→ **Page text**
In outline, the analysis of CATV profitability focuses on a number of market and system characteristics which can be identified as typical or representative of a cable system if it were to be constructed under current rules. By varying the characteristics (e.g., system size, or lineup of local signals, or housing density) over a comprehensive set of characteristics, the outlook for cable in nearly all parts of the major markets can be assessed. In this

analysis, costs and prices have been measured in 1970 values; costs, revenues and rates of return are consequently in "real" terms. Except for rules changes since July 1970, cost figures are based on Comanor and Mitchell's detailed report. Throughout this study when discussing the size of a cable system we refer to the number of subscribers in its fifth year of operation, at which point it has virtually achieved its final size.

Our analysis includes revenues from subscribers, determined

by penetration rates dependent on local and distant signals carried, and a realistic amount from advertising on a local origination channel. No revenues or costs have been attributed to the development of leased channels.

→ **Supplied material**
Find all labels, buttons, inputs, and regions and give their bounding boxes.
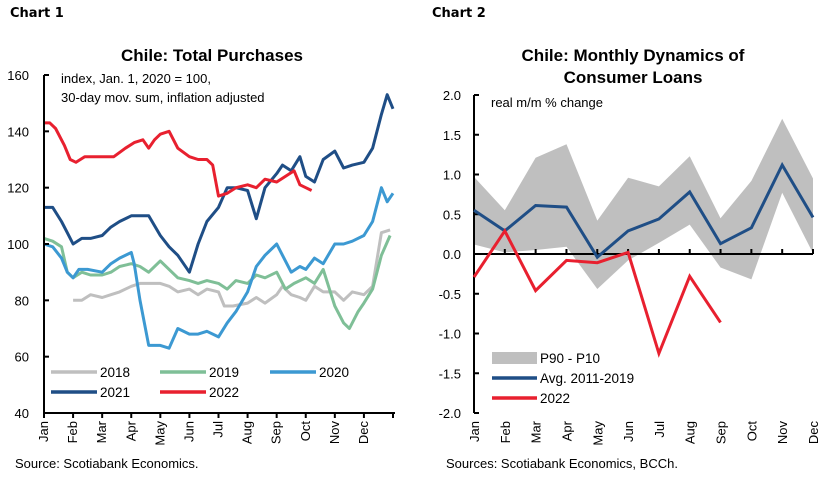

→ **Written tasks**
• 1. From the cable profitability text, translate this sentence into Spanish: "No revenues or costs have been attributed to the development of leased channels."
• 2. Answer these questions from the cable profitability text:
(a) In which year's values have costs and prices been measured?
(b) Whose detailed report are the cost figures based on?
(c) In which year of operation is the number of subscribers counted when the text gives the size of a cable system?
• 3. Copy the part of the cable profitability text starting at "analysis, costs and" and ending at "of leased channels.", renaming "subscribers" as "households".

→ **Solutions**
• 1. No se han atribuido ingresos ni costos al desarrollo de canales arrendados.

• 2.
(a) 1970
(b) Comanor and Mitchell's
(c) The fifth year

• 3.
analysis, costs and prices have been measured in 1970 values; costs, revenues and rates of return are consequently in "real" terms. Except for rules changes since July 1970, cost figures are based on Comanor and Mitchell's detailed report. Throughout this study when discussing the size of a cable system we refer to the number of households in its fifth year of operation, at which point it has virtually achieved its final size.

Our analysis includes revenues from households, determined

by penetration rates dependent on local and distant signals carried, and a realistic amount from advertising on a local origination channel. No revenues or costs have been attributed to the development of leased channels.